» OBJECTIVE: The data must be returned in full and exactly as given.

--------------------------------

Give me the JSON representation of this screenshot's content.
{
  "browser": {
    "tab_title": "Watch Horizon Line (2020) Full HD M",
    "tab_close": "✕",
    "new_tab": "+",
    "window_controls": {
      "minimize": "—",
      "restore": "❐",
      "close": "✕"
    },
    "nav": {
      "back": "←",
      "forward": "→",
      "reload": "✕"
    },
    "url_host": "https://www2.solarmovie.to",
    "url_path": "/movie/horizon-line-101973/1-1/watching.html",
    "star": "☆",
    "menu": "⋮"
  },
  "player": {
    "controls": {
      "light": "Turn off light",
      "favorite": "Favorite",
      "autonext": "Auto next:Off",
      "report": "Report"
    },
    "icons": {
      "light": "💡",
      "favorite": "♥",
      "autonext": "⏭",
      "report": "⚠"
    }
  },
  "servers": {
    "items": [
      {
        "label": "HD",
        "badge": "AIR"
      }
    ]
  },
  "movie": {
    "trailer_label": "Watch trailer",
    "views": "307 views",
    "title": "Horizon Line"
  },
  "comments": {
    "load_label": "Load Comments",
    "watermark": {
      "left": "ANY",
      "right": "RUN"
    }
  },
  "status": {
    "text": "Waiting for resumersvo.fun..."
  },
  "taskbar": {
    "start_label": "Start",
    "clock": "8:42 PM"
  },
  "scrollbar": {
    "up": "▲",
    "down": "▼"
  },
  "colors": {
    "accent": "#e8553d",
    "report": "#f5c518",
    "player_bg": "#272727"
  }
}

--------------------------------

» PROBLEM SOLUTION:
Give me the JSON representation of this screenshot's content.
{
  "browser": {
    "tab_title": "Watch Horizon Line (2020) Full HD M",
    "tab_close": "✕",
    "new_tab": "+",
    "window_controls": {
      "minimize": "—",
      "restore": "❐",
      "close": "✕"
    },
    "nav": {
      "back": "←",
      "forward": "→",
      "reload": "✕"
    },
    "url_host": "https://www2.solarmovie.to",
    "url_path": "/movie/horizon-line-101973/1-1/watching.html",
    "star": "☆",
    "menu": "⋮"
  },
  "player": {
    "controls": {
      "light": "Turn off light",
      "favorite": "Favorite",
      "autonext": "Auto next:Off",
      "report": "Report"
    },
    "icons": {
      "light": "💡",
      "favorite": "♥",
      "autonext": "⏭",
      "report": "⚠"
    }
  },
  "servers": {
    "items": [
      {
        "label": "HD",
        "badge": "AIR"
      }
    ]
  },
  "movie": {
    "trailer_label": "Watch trailer",
    "views": "307 views",
    "title": "Horizon Line"
  },
  "comments": {
    "load_label": "Load Comments",
    "watermark": {
      "left": "ANY",
      "right": "RUN"
    }
  },
  "status": {
    "text": "Waiting for resumersvo.fun..."
  },
  "taskbar": {
    "start_label": "Start",
    "clock": "8:42 PM"
  },
  "scrollbar": {
    "up": "▲",
    "down": "▼"
  },
  "colors": {
    "accent": "#e8553d",
    "report": "#f5c518",
    "player_bg": "#272727"
  }
}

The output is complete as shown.